Stated task —
Every line below is to be quoted exactly, with nothing added or dropped.

Stored items
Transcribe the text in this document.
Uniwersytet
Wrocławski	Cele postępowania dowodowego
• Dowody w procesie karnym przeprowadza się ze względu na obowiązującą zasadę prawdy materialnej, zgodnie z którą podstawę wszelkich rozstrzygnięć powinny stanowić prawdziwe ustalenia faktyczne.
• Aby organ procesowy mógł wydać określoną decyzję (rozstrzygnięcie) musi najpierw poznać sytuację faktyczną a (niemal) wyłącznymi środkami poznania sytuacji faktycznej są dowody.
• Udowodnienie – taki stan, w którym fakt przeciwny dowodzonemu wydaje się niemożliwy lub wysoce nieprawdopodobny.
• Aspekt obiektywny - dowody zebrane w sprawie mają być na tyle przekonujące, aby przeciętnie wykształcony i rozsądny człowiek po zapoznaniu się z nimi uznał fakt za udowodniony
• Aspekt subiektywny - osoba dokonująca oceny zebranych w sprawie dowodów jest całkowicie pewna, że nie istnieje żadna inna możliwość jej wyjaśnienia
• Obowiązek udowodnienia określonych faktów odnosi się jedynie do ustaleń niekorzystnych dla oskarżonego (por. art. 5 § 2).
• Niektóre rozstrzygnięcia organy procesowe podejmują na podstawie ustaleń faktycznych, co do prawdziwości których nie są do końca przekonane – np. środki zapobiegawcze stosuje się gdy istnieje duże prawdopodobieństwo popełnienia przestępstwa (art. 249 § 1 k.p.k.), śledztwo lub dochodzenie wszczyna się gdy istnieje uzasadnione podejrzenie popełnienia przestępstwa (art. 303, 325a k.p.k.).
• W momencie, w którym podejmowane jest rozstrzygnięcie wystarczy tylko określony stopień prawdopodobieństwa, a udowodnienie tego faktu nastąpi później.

Response to the exercise —
Transcribe the text in this document.
Uniwersytet
Wrocławski	Cele postępowania dowodowego
• Dowody w procesie karnym przeprowadza się ze względu na obowiązującą zasadę prawdy materialnej, zgodnie z którą podstawę wszelkich rozstrzygnięć powinny stanowić prawdziwe ustalenia faktyczne.
• Aby organ procesowy mógł wydać określoną decyzję (rozstrzygnięcie) musi najpierw poznać sytuację faktyczną a (niemal) wyłącznymi środkami poznania sytuacji faktycznej są dowody.
• Udowodnienie – taki stan, w którym fakt przeciwny dowodzonemu wydaje się niemożliwy lub wysoce nieprawdopodobny.
• Aspekt obiektywny - dowody zebrane w sprawie mają być na tyle przekonujące, aby przeciętnie wykształcony i rozsądny człowiek po zapoznaniu się z nimi uznał fakt za udowodniony
• Aspekt subiektywny - osoba dokonująca oceny zebranych w sprawie dowodów jest całkowicie pewna, że nie istnieje żadna inna możliwość jej wyjaśnienia
• Obowiązek udowodnienia określonych faktów odnosi się jedynie do ustaleń niekorzystnych dla oskarżonego (por. art. 5 § 2).
• Niektóre rozstrzygnięcia organy procesowe podejmują na podstawie ustaleń faktycznych, co do prawdziwości których nie są do końca przekonane – np. środki zapobiegawcze stosuje się gdy istnieje duże prawdopodobieństwo popełnienia przestępstwa (art. 249 § 1 k.p.k.), śledztwo lub dochodzenie wszczyna się gdy istnieje uzasadnione podejrzenie popełnienia przestępstwa (art. 303, 325a k.p.k.).
• W momencie, w którym podejmowane jest rozstrzygnięcie wystarczy tylko określony stopień prawdopodobieństwa, a udowodnienie tego faktu nastąpi później.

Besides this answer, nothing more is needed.